Document segment
......

Even the urge to take up arms and pose the question of power does not appear to the proletariat to be qualitatively different from the economic strike: this decision is made out of necessity when all other methods prove inadequate in practice.

In this sense, there are no formal canons valid for every situation and every category of workers, and in order to be able to give the right practical directives in every situation, it is necessary for the Party, in addition to maintaining the course already charted, to carefully study concrete cases.

The Communist Party, on the other hand, being an organ that encompasses the experience of past struggles and the ability to foresee the future development of the class struggle, knows that the choice of one or the other method of action is relevant, both for the immediate result of the struggle and for its final outcome. The superiority of our direction lies in the fact that we know that capitalism is incapable of securing humane living conditions for the proletariat and that the struggle in defense of bread leads to the clash with the capitalist State apparatus because only with the overthrow of this apparatus will there be an end to exploitation and class privileges.

That is why the Party represents the historical consciousness of the class, because it knows the right path to its emancipation. Our entire theoretical heritage consists in the description of this path and the means of not losing the course, which, as experience accumulates, is increasingly studied and specified.

This was clearly expressed in the 1848 Manifesto:

«The theoretical conclusions of the Communists are in no way based on ideas or principles that have been invented, or discovered, by this or that would-be universal reformer. They merely express, in general terms, actual relations springing from an existing class struggle, from a historical movement going on under our very eyes».

Therefore the Party, which knows the actual movement and foresees future developments, which knows that the movements of the masses are dominated by necessity, does not derive its practical directives for action from moral or abstract considerations, but from a careful examination of situations. Communists are not distinguished because they always and in every case call for general mobilization of the proletariat or for insurrection, but because they always show workers that the final outcome of the struggle must be the overthrow of capitalism.

This is not inconsistent with supporting actions and demands limited even to a single company, or giving the order to retreat in given situations. The work of the trade union organs of the Party is not to set general actions against partial actions or final aims against immediate claims, but to show how these are connected, that is, how the struggle of one factory or category succeeds best if it is conducted together with the other factories or categories, and how all achievements are always ephemeral until the working class has taken the means of production out of the hands of the capitalists.

In its choice of means of action, the Party indicates to the masses those that stand on the path leading to the Revolution, while all other political formations recommend methods that weaken them, demoralize them, divert them from this path. While all other parties either deny or try to use the economic struggle of the workers for their own political ends (e.g. to win a government seat), the ultimate aims of the Communist Party, the organ of the working class, coincide with the defense of working-class conditions. Therefore, the Party has an interest in the economic struggle being pushed to the utmost degree, and in the course of this struggle it strives always to make the general interests of the class prevail over the particular ones, to show how all achievements are ephemeral until the regime of wage labor is abolished, and that only by communist methods can even the most limited struggle be effectively waged.

......

(Layout coordinate data)

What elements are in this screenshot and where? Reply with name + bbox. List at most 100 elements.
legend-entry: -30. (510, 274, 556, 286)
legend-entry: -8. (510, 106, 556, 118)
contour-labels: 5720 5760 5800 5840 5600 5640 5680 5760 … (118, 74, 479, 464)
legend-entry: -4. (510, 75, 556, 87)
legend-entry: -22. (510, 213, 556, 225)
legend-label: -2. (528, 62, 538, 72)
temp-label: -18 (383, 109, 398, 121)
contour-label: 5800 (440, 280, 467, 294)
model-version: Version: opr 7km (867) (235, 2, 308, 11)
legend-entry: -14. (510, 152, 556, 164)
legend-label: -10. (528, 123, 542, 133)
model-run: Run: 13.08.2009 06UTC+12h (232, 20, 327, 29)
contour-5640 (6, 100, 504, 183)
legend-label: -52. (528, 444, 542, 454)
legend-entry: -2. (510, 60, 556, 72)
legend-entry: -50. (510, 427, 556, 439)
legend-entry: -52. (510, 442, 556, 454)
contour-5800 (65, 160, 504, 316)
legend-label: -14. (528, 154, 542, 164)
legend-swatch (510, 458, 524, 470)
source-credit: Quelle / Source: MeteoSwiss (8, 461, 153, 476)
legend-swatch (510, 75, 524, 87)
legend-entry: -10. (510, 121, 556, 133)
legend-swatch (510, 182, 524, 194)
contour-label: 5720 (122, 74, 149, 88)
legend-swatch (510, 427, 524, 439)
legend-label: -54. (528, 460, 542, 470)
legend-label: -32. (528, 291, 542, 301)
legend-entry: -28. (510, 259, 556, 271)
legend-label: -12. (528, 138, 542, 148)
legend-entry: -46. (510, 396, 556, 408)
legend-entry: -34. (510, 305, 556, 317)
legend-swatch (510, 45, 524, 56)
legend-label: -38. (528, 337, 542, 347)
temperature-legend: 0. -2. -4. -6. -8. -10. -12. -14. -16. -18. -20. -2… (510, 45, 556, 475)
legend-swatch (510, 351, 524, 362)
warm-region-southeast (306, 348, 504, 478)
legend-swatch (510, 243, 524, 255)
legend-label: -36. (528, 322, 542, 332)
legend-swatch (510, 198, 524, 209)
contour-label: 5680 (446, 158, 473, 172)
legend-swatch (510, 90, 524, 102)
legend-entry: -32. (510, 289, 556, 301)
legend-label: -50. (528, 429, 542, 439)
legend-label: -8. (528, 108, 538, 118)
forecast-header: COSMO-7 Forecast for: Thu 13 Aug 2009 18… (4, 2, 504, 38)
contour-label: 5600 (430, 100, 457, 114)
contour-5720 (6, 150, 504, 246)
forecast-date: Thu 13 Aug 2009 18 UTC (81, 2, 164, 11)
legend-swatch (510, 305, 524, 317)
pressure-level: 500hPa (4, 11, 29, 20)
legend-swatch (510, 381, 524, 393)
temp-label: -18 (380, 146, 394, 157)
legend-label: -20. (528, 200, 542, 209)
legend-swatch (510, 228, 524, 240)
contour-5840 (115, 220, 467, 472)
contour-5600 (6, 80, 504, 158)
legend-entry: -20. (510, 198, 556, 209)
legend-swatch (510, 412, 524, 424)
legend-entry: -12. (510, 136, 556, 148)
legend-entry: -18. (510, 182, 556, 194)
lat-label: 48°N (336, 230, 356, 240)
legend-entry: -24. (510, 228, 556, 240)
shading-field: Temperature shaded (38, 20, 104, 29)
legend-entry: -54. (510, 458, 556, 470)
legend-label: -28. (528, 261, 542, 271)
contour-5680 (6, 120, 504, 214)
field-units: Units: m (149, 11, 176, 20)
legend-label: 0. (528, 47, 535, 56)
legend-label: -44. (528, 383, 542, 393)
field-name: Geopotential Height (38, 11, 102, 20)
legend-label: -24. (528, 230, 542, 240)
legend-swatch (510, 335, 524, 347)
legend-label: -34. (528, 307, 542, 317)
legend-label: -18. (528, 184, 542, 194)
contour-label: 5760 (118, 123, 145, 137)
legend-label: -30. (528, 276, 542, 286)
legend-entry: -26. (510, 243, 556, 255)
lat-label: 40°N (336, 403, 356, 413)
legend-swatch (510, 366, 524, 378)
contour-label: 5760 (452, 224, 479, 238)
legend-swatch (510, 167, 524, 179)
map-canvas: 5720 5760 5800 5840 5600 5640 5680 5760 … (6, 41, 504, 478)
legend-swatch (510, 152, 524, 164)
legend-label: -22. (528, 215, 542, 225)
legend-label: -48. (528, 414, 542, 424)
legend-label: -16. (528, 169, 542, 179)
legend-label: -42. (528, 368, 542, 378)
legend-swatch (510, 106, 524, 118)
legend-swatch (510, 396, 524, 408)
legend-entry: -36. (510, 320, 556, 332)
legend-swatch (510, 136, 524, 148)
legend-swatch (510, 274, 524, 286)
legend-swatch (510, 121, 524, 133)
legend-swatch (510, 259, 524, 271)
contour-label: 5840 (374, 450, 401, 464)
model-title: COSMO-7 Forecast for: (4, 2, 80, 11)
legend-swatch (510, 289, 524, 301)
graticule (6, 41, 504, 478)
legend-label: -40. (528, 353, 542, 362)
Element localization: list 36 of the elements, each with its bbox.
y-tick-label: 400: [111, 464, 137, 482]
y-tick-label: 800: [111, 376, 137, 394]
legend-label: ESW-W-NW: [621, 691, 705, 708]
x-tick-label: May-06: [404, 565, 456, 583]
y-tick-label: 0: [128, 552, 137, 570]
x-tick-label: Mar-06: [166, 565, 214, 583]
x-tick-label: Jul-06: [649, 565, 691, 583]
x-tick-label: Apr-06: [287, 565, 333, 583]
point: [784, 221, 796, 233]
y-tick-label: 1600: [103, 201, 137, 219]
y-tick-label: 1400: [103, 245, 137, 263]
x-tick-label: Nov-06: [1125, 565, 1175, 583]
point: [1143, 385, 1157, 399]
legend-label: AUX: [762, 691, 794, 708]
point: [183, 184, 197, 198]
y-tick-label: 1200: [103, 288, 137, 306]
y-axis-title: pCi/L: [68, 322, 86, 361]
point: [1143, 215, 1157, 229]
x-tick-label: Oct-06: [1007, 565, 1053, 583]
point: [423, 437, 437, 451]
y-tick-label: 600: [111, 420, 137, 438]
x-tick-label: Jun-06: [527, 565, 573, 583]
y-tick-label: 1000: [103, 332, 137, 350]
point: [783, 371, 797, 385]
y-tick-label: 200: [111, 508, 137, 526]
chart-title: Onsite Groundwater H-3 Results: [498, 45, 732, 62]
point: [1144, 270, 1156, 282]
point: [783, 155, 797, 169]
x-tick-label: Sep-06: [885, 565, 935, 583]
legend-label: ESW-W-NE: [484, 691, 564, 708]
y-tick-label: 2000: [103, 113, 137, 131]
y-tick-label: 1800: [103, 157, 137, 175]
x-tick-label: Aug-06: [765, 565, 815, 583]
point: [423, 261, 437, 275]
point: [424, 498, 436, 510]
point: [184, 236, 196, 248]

......

Goals
• a. Reproduce the layout coordinate data rows verbatim, starting with the first row and ending with the row that contains "legend-label: -36. (528, 322, 542, 332)", both included.
• b. Write the next part of the passage on the Communist Party and the workers' economic struggle, picking up after its final sentence.

The answers
• a.
What elements are in this screenshot and where? Reply with name + bbox. List at most 100 elements.
legend-entry: -30. (510, 274, 556, 286)
legend-entry: -8. (510, 106, 556, 118)
contour-labels: 5720 5760 5800 5840 5600 5640 5680 5760 … (118, 74, 479, 464)
legend-entry: -4. (510, 75, 556, 87)
legend-entry: -22. (510, 213, 556, 225)
legend-label: -2. (528, 62, 538, 72)
temp-label: -18 (383, 109, 398, 121)
contour-label: 5800 (440, 280, 467, 294)
model-version: Version: opr 7km (867) (235, 2, 308, 11)
legend-entry: -14. (510, 152, 556, 164)
legend-label: -10. (528, 123, 542, 133)
model-run: Run: 13.08.2009 06UTC+12h (232, 20, 327, 29)
contour-5640 (6, 100, 504, 183)
legend-label: -52. (528, 444, 542, 454)
legend-entry: -2. (510, 60, 556, 72)
legend-entry: -50. (510, 427, 556, 439)
legend-entry: -52. (510, 442, 556, 454)
contour-5800 (65, 160, 504, 316)
legend-label: -14. (528, 154, 542, 164)
legend-swatch (510, 458, 524, 470)
source-credit: Quelle / Source: MeteoSwiss (8, 461, 153, 476)
legend-swatch (510, 75, 524, 87)
legend-entry: -10. (510, 121, 556, 133)
legend-swatch (510, 182, 524, 194)
contour-label: 5720 (122, 74, 149, 88)
legend-swatch (510, 427, 524, 439)
legend-label: -54. (528, 460, 542, 470)
legend-label: -32. (528, 291, 542, 301)
legend-entry: -28. (510, 259, 556, 271)
legend-label: -12. (528, 138, 542, 148)
legend-entry: -46. (510, 396, 556, 408)
legend-entry: -34. (510, 305, 556, 317)
legend-swatch (510, 45, 524, 56)
legend-label: -38. (528, 337, 542, 347)
temperature-legend: 0. -2. -4. -6. -8. -10. -12. -14. -16. -18. -20. -2… (510, 45, 556, 475)
legend-swatch (510, 351, 524, 362)
warm-region-southeast (306, 348, 504, 478)
legend-swatch (510, 243, 524, 255)
legend-label: -36. (528, 322, 542, 332)

• b.
Point I of the Theses of Rome (March 1922) states:

«The Communist Party, political party of the proletarian class, presents itself in its action as a collectivity operating with a unitary approach. The initial motives which lead the elements and groups of this collectivity to incorporate themselves into an organism with a unitary action are the immediate interests of groups of the working class, arising out of their economic conditions. The essential characteristic of the Communist Party’s function is utilization of the energies incorporated in this way for the attainment of objectives which are common to the entire working class and situated at the culmination of all its struggles; objectives which thus transcend – by integrating them – the interests of single groups, and such immediate and contingent aims as the working class may propose».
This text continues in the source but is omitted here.